• Supplied material:
==============================
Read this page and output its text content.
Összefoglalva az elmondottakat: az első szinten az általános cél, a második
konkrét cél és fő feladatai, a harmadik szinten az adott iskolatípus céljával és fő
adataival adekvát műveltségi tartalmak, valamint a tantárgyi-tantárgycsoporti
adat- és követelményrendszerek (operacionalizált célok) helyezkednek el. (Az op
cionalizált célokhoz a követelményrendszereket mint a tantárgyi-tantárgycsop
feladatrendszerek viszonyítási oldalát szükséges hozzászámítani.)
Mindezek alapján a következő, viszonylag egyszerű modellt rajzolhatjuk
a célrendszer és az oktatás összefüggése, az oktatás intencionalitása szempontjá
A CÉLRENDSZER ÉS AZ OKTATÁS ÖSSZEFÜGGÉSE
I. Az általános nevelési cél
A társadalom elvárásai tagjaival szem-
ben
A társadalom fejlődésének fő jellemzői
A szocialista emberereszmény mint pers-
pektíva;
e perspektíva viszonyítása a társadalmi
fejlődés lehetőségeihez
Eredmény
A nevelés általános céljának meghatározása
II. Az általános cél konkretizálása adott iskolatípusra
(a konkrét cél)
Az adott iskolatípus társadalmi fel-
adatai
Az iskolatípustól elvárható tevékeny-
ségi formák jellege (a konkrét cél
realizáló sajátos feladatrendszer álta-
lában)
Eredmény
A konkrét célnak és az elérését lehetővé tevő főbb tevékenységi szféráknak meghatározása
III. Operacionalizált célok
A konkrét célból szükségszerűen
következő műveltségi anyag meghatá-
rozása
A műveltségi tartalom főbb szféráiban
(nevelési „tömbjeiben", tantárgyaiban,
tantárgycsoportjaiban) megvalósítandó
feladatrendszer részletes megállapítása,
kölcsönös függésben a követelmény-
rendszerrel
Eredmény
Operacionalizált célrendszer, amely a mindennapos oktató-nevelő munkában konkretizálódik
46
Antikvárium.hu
==============================
• Task objective:
Filter the records down to the lines that contain the string "konkrét", and copy those lines.

• Answer for the task:
konkrét cél és fő feladatai, a harmadik szinten az adott iskolatípus céljával és fő
(a konkrét cél)
ségi formák jellege (a konkrét cél
A konkrét célnak és az elérését lehetővé tevő főbb tevékenységi szféráknak meghatározása
A konkrét célból szükségszerűen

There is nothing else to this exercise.